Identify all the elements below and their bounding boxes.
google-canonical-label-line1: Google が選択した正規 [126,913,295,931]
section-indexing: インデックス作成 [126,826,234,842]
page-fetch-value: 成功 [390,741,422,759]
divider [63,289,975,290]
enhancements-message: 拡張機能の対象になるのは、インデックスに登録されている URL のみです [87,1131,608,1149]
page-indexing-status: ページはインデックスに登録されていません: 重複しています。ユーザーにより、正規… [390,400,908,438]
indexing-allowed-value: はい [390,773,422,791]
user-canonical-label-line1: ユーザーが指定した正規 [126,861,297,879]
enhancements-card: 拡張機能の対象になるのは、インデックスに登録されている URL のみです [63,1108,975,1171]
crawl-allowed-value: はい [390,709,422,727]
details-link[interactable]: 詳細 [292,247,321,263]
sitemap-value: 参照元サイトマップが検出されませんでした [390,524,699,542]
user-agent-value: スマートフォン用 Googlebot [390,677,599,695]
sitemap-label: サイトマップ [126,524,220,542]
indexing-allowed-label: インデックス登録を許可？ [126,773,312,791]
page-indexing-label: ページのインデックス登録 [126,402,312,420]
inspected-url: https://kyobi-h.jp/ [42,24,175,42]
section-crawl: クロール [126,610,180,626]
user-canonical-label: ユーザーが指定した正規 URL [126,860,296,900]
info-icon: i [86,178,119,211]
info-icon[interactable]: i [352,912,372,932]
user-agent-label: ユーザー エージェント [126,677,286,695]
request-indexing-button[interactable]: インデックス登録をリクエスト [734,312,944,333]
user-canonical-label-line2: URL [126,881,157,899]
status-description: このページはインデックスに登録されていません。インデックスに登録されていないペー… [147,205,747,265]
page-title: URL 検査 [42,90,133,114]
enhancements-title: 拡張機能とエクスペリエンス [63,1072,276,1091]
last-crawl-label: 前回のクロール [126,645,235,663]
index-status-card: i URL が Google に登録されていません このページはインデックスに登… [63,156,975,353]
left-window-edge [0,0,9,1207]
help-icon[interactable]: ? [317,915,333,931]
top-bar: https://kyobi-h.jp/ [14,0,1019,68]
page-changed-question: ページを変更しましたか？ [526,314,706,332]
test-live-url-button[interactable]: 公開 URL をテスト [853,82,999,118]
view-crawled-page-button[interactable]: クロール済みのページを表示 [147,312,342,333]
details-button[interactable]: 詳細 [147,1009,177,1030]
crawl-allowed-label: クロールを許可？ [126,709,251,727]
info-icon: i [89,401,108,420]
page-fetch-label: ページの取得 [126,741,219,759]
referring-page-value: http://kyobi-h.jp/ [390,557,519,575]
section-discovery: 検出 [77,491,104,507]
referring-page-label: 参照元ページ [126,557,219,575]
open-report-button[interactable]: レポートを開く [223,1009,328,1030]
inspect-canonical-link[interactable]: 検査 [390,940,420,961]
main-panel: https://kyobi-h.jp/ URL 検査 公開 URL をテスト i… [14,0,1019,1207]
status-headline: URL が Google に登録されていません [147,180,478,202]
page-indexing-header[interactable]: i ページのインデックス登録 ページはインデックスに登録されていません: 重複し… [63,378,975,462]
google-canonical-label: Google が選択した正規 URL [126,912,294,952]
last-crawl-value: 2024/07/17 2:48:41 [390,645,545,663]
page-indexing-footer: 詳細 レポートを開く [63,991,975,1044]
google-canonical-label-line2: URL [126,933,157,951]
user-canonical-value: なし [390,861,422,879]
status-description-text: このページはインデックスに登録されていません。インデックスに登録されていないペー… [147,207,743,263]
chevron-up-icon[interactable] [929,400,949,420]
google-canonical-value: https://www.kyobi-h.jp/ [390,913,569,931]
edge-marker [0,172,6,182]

· · · · · · ·

### AIM
Filter the records above down to every line that contains the string "インデックスに登録されていないペー", matching case exactly.

### FULL OUTPUT
status-description: このページはインデックスに登録されていません。インデックスに登録されていないペー… [147,205,747,265]
status-description-text: このページはインデックスに登録されていません。インデックスに登録されていないペー… [147,207,743,263]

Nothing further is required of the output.